▶ _Dataset entries_:
↓

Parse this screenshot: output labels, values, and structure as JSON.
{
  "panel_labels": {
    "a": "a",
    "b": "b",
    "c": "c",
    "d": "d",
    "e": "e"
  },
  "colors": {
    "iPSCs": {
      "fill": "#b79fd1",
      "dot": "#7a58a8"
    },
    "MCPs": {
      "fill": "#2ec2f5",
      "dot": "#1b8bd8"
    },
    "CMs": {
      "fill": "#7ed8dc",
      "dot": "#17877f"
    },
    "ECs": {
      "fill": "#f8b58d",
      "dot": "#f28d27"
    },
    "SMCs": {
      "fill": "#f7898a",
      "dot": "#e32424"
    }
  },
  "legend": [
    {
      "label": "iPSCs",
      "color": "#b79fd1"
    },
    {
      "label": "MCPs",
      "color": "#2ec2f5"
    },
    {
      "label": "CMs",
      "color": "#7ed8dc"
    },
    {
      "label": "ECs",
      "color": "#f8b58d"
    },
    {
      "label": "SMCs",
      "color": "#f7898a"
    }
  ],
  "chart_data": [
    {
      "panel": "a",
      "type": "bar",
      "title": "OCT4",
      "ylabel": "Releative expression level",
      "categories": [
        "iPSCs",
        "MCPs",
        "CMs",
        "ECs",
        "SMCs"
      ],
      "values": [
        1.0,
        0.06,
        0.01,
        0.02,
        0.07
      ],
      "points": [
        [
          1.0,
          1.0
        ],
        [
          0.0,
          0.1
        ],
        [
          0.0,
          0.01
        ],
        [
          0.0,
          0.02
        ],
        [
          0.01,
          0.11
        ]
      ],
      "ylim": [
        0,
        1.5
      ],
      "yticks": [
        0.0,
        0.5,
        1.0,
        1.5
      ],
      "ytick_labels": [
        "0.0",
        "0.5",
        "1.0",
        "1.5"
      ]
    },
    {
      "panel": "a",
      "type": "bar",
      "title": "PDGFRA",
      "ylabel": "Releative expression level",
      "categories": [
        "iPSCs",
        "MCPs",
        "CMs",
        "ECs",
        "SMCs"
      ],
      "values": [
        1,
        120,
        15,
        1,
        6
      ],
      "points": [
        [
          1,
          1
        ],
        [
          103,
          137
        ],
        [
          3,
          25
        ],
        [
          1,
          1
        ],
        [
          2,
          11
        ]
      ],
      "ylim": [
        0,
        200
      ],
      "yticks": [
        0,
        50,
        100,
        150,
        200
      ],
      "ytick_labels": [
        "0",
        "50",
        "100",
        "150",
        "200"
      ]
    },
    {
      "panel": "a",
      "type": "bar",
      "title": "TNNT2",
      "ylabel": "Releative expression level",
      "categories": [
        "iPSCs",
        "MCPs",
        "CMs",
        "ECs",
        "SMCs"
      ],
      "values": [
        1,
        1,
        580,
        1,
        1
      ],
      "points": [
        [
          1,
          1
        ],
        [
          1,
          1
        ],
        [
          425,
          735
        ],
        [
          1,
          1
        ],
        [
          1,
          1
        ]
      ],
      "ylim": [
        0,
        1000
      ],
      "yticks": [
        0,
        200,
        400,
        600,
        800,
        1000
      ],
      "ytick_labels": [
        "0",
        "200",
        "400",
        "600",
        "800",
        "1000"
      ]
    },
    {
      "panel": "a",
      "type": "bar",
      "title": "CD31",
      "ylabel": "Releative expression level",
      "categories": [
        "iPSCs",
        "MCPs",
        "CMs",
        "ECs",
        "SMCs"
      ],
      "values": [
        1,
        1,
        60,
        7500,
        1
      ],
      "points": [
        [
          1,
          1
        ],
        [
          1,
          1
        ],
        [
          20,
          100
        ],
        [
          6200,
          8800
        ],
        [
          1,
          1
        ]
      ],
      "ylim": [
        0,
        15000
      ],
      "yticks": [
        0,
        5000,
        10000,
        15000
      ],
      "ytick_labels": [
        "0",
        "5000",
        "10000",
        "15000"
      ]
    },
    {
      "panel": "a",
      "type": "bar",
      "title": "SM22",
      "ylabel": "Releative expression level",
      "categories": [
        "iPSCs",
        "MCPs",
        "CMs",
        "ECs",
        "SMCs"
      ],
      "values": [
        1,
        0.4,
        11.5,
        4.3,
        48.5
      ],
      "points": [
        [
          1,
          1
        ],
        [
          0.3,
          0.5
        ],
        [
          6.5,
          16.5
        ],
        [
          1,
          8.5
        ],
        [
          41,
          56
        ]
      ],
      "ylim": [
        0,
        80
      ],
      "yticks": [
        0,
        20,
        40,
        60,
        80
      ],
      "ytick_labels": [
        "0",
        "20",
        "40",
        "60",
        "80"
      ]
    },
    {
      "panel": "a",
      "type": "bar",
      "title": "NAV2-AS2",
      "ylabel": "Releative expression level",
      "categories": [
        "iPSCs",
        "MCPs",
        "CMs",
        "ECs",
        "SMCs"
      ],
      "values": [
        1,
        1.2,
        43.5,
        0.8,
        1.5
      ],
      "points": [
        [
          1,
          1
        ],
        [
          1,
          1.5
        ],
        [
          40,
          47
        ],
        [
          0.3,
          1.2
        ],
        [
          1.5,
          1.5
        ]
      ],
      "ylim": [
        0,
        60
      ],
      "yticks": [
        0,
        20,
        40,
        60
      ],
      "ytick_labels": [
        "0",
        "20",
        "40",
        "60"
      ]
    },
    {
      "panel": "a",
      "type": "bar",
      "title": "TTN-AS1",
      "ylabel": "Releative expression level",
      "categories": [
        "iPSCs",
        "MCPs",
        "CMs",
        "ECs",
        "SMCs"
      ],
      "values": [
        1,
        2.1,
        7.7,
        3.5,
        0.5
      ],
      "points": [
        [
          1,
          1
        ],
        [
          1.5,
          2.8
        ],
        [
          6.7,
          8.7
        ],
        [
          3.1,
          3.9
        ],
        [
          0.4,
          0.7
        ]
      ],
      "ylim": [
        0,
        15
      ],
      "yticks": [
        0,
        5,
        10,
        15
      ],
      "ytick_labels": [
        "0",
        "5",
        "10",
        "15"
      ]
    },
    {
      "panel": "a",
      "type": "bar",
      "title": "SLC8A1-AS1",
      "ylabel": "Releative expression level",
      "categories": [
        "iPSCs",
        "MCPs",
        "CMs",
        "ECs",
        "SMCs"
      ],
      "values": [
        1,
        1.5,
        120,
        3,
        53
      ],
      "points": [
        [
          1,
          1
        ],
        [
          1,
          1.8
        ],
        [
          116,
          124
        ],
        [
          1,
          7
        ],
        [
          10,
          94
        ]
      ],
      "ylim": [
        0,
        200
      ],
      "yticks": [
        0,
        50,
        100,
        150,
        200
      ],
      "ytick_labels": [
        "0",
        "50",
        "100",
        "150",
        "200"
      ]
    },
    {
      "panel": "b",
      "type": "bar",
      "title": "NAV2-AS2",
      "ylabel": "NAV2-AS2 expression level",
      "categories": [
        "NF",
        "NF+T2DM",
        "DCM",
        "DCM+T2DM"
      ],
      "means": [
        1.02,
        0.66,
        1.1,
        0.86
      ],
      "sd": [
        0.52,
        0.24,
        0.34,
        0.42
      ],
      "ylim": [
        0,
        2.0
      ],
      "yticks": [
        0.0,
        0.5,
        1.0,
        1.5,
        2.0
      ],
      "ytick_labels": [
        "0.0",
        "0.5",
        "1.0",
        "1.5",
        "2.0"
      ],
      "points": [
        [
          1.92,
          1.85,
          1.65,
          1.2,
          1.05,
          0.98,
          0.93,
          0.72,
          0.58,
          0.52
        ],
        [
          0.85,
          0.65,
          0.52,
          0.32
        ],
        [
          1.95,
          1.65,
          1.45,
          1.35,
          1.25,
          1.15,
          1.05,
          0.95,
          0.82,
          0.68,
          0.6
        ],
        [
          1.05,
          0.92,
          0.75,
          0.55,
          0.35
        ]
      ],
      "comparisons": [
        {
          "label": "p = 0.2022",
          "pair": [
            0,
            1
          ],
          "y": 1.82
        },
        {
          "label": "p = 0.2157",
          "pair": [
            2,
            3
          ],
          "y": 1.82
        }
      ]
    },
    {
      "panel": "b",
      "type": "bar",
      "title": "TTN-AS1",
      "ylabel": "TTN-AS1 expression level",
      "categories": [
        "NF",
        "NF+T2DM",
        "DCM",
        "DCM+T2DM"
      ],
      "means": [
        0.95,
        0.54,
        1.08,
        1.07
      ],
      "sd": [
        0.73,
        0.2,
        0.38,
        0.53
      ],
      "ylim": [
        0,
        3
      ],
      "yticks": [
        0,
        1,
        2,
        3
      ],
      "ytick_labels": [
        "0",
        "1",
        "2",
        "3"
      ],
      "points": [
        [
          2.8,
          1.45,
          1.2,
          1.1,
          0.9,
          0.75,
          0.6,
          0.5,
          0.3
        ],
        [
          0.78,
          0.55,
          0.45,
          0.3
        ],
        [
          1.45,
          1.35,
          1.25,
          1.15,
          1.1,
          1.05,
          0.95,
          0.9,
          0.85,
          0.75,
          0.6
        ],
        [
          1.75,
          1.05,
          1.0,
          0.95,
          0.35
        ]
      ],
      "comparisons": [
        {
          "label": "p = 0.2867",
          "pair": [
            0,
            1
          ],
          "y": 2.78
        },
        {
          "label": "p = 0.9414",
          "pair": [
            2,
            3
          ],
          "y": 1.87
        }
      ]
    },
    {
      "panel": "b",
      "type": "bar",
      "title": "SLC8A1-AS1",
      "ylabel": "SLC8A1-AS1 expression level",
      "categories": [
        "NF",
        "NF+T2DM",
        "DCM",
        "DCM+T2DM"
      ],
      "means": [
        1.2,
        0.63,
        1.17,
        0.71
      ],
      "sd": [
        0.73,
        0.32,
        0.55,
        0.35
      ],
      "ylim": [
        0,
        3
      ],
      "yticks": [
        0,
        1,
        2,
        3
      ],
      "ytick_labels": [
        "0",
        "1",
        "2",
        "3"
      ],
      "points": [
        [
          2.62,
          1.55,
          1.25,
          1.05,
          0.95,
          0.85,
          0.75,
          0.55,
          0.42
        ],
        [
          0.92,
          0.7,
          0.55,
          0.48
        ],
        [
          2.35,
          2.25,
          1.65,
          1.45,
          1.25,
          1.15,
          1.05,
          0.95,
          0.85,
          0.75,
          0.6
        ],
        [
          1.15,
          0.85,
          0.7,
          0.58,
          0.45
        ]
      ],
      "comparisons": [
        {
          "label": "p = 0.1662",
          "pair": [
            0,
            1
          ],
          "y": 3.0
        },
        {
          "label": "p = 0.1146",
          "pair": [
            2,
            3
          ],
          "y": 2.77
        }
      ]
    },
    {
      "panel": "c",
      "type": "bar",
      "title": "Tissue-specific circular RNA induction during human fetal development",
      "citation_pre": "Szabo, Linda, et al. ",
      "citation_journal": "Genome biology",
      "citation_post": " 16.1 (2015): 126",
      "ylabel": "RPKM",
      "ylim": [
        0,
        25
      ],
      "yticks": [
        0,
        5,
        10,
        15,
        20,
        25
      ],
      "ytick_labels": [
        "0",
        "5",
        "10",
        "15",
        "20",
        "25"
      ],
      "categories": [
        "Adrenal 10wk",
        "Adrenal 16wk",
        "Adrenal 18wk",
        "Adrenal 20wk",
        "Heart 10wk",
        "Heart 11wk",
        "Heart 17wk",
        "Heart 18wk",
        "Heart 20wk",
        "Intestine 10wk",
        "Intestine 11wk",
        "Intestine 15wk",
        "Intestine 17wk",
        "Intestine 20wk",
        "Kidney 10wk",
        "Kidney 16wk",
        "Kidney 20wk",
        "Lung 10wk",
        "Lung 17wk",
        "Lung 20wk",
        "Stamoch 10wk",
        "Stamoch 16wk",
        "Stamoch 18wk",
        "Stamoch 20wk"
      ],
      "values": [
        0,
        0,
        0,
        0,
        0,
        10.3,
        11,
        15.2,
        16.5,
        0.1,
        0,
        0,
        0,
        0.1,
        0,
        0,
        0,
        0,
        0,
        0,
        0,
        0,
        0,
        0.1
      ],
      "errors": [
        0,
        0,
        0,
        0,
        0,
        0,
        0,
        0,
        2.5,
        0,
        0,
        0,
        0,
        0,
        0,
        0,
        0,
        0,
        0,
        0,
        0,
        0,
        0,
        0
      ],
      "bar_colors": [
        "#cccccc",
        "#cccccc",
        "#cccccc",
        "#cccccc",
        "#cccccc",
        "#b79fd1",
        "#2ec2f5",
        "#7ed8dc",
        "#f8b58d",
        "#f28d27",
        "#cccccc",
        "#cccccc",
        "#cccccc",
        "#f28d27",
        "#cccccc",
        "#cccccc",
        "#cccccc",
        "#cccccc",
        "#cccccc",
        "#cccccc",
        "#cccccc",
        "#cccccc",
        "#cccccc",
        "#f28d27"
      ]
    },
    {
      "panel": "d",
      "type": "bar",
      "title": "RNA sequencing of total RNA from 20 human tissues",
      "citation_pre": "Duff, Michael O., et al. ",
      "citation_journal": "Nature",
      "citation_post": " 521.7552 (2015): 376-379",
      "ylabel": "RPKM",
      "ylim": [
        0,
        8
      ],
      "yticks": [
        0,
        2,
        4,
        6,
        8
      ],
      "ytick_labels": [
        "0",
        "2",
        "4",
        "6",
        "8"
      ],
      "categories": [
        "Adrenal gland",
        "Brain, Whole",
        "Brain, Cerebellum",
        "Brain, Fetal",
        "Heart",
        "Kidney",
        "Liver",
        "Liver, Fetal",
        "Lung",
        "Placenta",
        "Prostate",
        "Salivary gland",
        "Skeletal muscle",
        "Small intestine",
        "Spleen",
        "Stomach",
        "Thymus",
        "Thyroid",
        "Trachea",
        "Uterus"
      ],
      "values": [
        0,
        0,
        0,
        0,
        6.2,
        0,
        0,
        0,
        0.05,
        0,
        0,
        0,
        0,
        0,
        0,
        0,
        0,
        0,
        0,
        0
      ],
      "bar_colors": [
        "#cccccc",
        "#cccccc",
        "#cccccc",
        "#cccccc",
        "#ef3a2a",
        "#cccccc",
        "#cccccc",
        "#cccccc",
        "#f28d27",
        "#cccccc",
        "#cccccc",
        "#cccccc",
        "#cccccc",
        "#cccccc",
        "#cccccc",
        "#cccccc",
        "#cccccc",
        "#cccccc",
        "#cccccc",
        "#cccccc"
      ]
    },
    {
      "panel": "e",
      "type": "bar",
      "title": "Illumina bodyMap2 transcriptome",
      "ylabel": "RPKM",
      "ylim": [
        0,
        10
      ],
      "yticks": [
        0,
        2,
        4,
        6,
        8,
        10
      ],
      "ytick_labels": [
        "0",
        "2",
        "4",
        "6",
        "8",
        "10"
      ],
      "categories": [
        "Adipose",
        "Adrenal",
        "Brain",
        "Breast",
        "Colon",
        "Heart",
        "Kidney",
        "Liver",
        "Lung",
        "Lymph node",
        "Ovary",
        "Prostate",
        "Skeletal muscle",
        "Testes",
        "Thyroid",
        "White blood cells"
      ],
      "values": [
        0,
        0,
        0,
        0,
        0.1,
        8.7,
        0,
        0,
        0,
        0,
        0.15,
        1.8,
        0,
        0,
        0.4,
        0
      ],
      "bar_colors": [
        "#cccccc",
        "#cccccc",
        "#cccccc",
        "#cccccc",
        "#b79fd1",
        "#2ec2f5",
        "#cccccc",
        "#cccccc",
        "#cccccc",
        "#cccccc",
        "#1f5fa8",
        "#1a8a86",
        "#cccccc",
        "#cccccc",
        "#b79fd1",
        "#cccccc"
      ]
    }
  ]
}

↑

▶ _What is expected_: How many lines in the data above contain the word "Adrenal"? Reply with only that figure.

▶ _Solved exercise_: 6